SUPPLIED DATA:
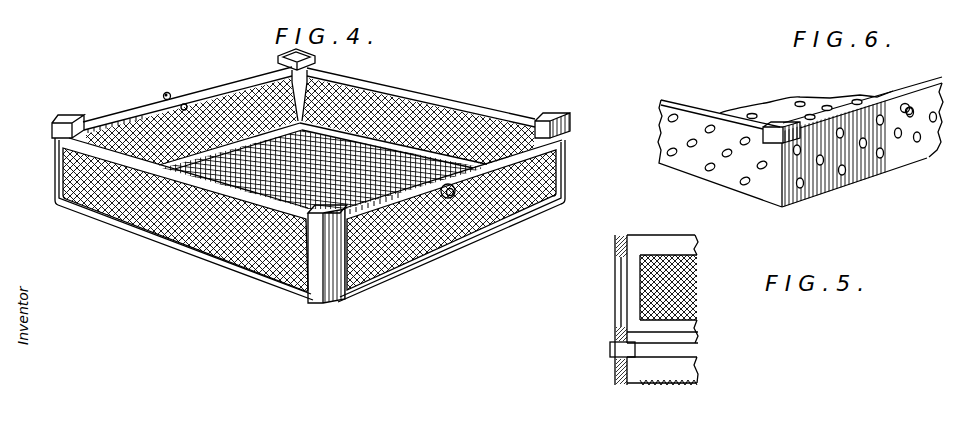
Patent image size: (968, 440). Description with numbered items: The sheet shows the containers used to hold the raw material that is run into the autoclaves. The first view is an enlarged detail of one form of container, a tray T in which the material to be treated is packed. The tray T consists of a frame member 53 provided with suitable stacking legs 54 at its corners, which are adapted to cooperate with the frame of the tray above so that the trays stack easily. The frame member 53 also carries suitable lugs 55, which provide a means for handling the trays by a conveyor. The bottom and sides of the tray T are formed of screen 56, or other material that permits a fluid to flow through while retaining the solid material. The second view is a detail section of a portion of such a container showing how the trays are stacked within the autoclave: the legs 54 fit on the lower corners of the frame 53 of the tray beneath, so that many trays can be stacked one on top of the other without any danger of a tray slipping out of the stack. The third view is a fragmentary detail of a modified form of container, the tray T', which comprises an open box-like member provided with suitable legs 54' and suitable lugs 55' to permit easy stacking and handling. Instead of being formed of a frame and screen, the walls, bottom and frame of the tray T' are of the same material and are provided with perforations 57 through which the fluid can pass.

In FIG. 4, the tray T is at (312, 173).
In FIG. 4, the frame member 53 is at (124, 231).
In FIG. 5, the frame member 53 is at (617, 243).
In FIG. 4, the stacking legs 54 is at (301, 175).
In FIG. 5, the stacking legs 54 is at (602, 347).
In FIG. 4, the lugs 55 is at (187, 85).
In FIG. 4, the screen 56 is at (556, 174).
In FIG. 6, the modified tray T' is at (800, 134).
In FIG. 6, the perforations 57 is at (703, 167).
In FIG. 6, the legs 54' is at (768, 115).
In FIG. 6, the lugs 55' is at (921, 84).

REQUIREMENTS: Reproduce, word for word, all of the text in the entries above, omitting the pictures.

SOLUTION TO THE EXERCISE:
Patent image size: (968, 440). Description with numbered items: The sheet shows the containers used to hold the raw material that is run into the autoclaves. The first view is an enlarged detail of one form of container, a tray T in which the material to be treated is packed. The tray T consists of a frame member 53 provided with suitable stacking legs 54 at its corners, which are adapted to cooperate with the frame of the tray above so that the trays stack easily. The frame member 53 also carries suitable lugs 55, which provide a means for handling the trays by a conveyor. The bottom and sides of the tray T are formed of screen 56, or other material that permits a fluid to flow through while retaining the solid material. The second view is a detail section of a portion of such a container showing how the trays are stacked within the autoclave: the legs 54 fit on the lower corners of the frame 53 of the tray beneath, so that many trays can be stacked one on top of the other without any danger of a tray slipping out of the stack. The third view is a fragmentary detail of a modified form of container, the tray T', which comprises an open box-like member provided with suitable legs 54' and suitable lugs 55' to permit easy stacking and handling. Instead of being formed of a frame and screen, the walls, bottom and frame of the tray T' are of the same material and are provided with perforations 57 through which the fluid can pass.

In FIG. 4, the tray T is at (312, 173).
In FIG. 4, the frame member 53 is at (124, 231).
In FIG. 5, the frame member 53 is at (617, 243).
In FIG. 4, the stacking legs 54 is at (301, 175).
In FIG. 5, the stacking legs 54 is at (602, 347).
In FIG. 4, the lugs 55 is at (187, 85).
In FIG. 4, the screen 56 is at (556, 174).
In FIG. 6, the modified tray T' is at (800, 134).
In FIG. 6, the perforations 57 is at (703, 167).
In FIG. 6, the legs 54' is at (768, 115).
In FIG. 6, the lugs 55' is at (921, 84).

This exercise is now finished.